## STORED RECORDS
☆ ☆ ☆ ☆

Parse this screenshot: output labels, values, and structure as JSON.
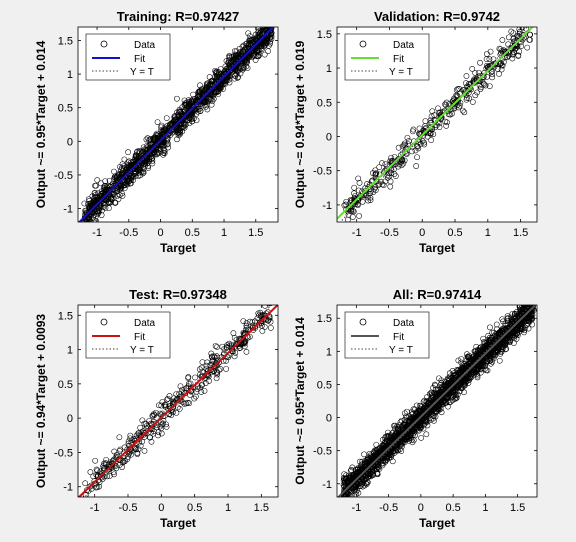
{
  "chart_data": [
    {
      "type": "scatter",
      "title": "Training: R=0.97427",
      "xlabel": "Target",
      "ylabel": "Output ~= 0.95*Target + 0.014",
      "xlim": [
        -1.3,
        1.85
      ],
      "ylim": [
        -1.2,
        1.7
      ],
      "xticks": [
        -1,
        -0.5,
        0,
        0.5,
        1,
        1.5
      ],
      "xtick_labels": [
        "-1",
        "-0.5",
        "0",
        "0.5",
        "1",
        "1.5"
      ],
      "yticks": [
        -1,
        -0.5,
        0,
        0.5,
        1,
        1.5
      ],
      "ytick_labels": [
        "-1",
        "-0.5",
        "0",
        "0.5",
        "1",
        "1.5"
      ],
      "legend": [
        "Data",
        "Fit",
        "Y = T"
      ],
      "legend_position": "top-left",
      "fit": {
        "slope": 0.95,
        "intercept": 0.014,
        "color": "#1010d0"
      },
      "data": {
        "n": 1500,
        "x_range": [
          -1.2,
          1.75
        ],
        "noise": 0.1,
        "seed": 11
      }
    },
    {
      "type": "scatter",
      "title": "Validation: R=0.9742",
      "xlabel": "Target",
      "ylabel": "Output ~= 0.94*Target + 0.019",
      "xlim": [
        -1.3,
        1.75
      ],
      "ylim": [
        -1.25,
        1.6
      ],
      "xticks": [
        -1,
        -0.5,
        0,
        0.5,
        1,
        1.5
      ],
      "xtick_labels": [
        "-1",
        "-0.5",
        "0",
        "0.5",
        "1",
        "1.5"
      ],
      "yticks": [
        -1,
        -0.5,
        0,
        0.5,
        1,
        1.5
      ],
      "ytick_labels": [
        "-1",
        "-0.5",
        "0",
        "0.5",
        "1",
        "1.5"
      ],
      "legend": [
        "Data",
        "Fit",
        "Y = T"
      ],
      "legend_position": "top-left",
      "fit": {
        "slope": 0.94,
        "intercept": 0.019,
        "color": "#66dd33"
      },
      "data": {
        "n": 420,
        "x_range": [
          -1.2,
          1.65
        ],
        "noise": 0.1,
        "seed": 23
      }
    },
    {
      "type": "scatter",
      "title": "Test: R=0.97348",
      "xlabel": "Target",
      "ylabel": "Output ~= 0.94*Target + 0.0093",
      "xlim": [
        -1.25,
        1.75
      ],
      "ylim": [
        -1.15,
        1.65
      ],
      "xticks": [
        -1,
        -0.5,
        0,
        0.5,
        1,
        1.5
      ],
      "xtick_labels": [
        "-1",
        "-0.5",
        "0",
        "0.5",
        "1",
        "1.5"
      ],
      "yticks": [
        -1,
        -0.5,
        0,
        0.5,
        1,
        1.5
      ],
      "ytick_labels": [
        "-1",
        "-0.5",
        "0",
        "0.5",
        "1",
        "1.5"
      ],
      "legend": [
        "Data",
        "Fit",
        "Y = T"
      ],
      "legend_position": "top-left",
      "fit": {
        "slope": 0.94,
        "intercept": 0.0093,
        "color": "#cc1111"
      },
      "data": {
        "n": 420,
        "x_range": [
          -1.15,
          1.65
        ],
        "noise": 0.1,
        "seed": 37
      }
    },
    {
      "type": "scatter",
      "title": "All: R=0.97414",
      "xlabel": "Target",
      "ylabel": "Output ~= 0.95*Target + 0.014",
      "xlim": [
        -1.3,
        1.8
      ],
      "ylim": [
        -1.2,
        1.7
      ],
      "xticks": [
        -1,
        -0.5,
        0,
        0.5,
        1,
        1.5
      ],
      "xtick_labels": [
        "-1",
        "-0.5",
        "0",
        "0.5",
        "1",
        "1.5"
      ],
      "yticks": [
        -1,
        -0.5,
        0,
        0.5,
        1,
        1.5
      ],
      "ytick_labels": [
        "-1",
        "-0.5",
        "0",
        "0.5",
        "1",
        "1.5"
      ],
      "legend": [
        "Data",
        "Fit",
        "Y = T"
      ],
      "legend_position": "top-left",
      "fit": {
        "slope": 0.95,
        "intercept": 0.014,
        "color": "#555555"
      },
      "data": {
        "n": 2300,
        "x_range": [
          -1.2,
          1.75
        ],
        "noise": 0.1,
        "seed": 53
      }
    }
  ]
}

☆ ☆ ☆ ☆

## AIM OF THE EXERCISE
Pick every line with "ylabel" in it and copy it.

## TASK RESULT
      "ylabel": "Output ~= 0.95*Target + 0.014",
      "ylabel": "Output ~= 0.94*Target + 0.019",
      "ylabel": "Output ~= 0.94*Target + 0.0093",
      "ylabel": "Output ~= 0.95*Target + 0.014",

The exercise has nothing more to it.